--- start Supplied data ---

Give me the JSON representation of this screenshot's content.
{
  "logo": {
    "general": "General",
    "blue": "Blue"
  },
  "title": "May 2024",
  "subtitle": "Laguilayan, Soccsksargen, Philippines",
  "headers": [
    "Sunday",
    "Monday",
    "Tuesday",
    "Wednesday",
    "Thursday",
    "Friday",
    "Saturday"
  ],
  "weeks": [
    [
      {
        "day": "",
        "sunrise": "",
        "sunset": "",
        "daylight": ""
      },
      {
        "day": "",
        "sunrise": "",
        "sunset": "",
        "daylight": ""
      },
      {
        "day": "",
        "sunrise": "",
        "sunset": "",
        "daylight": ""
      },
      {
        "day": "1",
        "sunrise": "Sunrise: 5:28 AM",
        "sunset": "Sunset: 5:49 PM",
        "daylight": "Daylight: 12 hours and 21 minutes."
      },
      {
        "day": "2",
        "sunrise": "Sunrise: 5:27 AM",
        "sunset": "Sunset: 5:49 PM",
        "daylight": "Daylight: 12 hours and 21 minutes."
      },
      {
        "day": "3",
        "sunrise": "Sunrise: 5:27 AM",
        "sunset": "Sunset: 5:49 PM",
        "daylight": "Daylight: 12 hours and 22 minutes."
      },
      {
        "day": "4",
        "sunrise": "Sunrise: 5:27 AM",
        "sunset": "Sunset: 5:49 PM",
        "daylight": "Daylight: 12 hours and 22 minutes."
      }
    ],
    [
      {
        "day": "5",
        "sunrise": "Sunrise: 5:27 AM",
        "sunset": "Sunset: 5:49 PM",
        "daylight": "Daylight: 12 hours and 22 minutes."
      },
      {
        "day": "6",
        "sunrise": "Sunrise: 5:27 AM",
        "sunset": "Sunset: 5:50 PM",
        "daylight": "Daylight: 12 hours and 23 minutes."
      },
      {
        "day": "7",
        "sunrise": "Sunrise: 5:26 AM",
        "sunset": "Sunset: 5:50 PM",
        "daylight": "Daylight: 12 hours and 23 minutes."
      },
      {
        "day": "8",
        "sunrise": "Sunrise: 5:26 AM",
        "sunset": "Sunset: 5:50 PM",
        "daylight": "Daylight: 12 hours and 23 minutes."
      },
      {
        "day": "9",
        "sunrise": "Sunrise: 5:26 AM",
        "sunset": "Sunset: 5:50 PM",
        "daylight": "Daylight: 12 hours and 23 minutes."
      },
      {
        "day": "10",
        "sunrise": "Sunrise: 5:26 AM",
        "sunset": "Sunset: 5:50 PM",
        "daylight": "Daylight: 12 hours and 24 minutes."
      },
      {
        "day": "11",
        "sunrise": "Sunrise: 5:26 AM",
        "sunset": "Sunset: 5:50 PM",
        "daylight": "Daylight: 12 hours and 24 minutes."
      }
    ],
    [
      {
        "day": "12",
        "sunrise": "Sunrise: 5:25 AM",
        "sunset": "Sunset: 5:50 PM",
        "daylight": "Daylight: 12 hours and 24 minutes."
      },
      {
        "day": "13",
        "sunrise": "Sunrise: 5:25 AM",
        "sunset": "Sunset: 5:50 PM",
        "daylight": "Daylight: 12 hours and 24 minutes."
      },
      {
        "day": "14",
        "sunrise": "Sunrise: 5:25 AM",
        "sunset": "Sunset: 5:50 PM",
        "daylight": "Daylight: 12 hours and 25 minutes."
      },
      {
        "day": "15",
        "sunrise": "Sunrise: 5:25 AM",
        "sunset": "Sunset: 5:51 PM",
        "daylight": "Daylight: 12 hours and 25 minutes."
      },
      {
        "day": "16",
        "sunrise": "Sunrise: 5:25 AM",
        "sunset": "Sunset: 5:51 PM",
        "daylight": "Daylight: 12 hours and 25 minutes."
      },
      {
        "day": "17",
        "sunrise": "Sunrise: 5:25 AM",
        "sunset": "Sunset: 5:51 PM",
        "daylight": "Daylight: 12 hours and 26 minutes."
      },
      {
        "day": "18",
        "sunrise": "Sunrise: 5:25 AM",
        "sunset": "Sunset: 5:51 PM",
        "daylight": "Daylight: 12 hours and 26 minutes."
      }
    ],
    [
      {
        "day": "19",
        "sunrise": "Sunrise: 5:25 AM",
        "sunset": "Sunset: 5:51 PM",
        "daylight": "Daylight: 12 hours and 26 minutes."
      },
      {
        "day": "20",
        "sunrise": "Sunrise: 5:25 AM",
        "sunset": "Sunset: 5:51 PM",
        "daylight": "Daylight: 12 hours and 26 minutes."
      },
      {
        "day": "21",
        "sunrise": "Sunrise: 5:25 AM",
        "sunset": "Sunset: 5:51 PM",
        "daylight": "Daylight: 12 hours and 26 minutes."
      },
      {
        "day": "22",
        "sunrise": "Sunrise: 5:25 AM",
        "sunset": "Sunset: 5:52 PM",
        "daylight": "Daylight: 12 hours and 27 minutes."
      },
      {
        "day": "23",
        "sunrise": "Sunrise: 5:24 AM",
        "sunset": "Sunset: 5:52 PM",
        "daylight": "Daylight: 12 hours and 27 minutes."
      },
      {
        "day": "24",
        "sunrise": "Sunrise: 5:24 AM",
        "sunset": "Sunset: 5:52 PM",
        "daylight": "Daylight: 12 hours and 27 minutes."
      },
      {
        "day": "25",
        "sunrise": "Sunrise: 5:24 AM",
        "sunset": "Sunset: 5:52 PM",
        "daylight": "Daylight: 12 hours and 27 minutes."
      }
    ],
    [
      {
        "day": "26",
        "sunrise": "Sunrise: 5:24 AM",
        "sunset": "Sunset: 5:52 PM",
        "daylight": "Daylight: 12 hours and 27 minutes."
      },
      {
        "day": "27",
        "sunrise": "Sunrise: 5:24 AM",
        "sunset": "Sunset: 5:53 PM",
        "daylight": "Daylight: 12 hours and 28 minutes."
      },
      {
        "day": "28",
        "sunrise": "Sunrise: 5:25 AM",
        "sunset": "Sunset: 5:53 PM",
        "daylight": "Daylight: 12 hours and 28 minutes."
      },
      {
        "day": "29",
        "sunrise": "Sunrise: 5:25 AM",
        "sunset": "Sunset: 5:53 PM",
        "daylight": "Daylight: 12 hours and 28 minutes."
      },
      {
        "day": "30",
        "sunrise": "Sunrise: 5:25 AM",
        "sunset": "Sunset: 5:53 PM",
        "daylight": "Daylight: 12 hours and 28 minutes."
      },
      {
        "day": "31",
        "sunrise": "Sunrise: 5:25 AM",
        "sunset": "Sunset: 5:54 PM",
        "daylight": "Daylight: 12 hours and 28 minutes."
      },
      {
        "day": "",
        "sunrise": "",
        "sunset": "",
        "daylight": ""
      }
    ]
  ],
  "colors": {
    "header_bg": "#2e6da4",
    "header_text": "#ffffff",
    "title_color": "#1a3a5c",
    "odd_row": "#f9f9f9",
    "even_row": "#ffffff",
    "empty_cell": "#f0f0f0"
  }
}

--- end Supplied data ---
--- start Supplied data ---

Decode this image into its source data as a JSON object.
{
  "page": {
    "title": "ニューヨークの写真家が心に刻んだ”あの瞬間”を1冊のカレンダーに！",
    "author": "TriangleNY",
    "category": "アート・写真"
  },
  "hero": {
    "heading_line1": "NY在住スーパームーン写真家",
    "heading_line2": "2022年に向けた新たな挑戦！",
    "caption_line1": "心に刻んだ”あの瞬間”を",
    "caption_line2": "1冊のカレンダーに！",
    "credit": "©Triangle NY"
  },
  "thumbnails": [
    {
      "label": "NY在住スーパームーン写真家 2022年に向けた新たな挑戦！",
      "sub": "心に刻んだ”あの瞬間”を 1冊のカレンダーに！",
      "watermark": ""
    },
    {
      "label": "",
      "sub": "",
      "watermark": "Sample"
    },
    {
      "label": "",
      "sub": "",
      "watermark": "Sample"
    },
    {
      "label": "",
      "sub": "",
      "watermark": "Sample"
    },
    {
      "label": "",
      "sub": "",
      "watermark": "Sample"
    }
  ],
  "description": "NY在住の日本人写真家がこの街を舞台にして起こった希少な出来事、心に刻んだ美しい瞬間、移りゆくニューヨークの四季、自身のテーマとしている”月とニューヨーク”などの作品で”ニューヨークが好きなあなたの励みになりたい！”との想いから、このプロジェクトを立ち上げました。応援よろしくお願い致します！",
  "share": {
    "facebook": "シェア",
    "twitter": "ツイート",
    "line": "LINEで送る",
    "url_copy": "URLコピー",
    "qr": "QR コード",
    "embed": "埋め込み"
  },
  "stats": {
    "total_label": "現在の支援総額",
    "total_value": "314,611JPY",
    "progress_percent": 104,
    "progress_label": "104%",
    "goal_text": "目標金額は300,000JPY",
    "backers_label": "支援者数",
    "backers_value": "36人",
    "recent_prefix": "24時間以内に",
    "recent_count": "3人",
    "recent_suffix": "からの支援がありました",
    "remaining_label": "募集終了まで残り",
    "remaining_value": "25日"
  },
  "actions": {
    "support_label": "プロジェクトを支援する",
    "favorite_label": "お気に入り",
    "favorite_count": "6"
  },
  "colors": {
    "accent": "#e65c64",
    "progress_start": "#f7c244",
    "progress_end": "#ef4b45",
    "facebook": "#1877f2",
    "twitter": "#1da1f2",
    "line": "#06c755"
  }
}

--- end Supplied data ---

- Given exercise: List every line from the entries above in which "JSON" appears.

- Response for this exercise:
Give me the JSON representation of this screenshot's content.
Decode this image into its source data as a JSON object.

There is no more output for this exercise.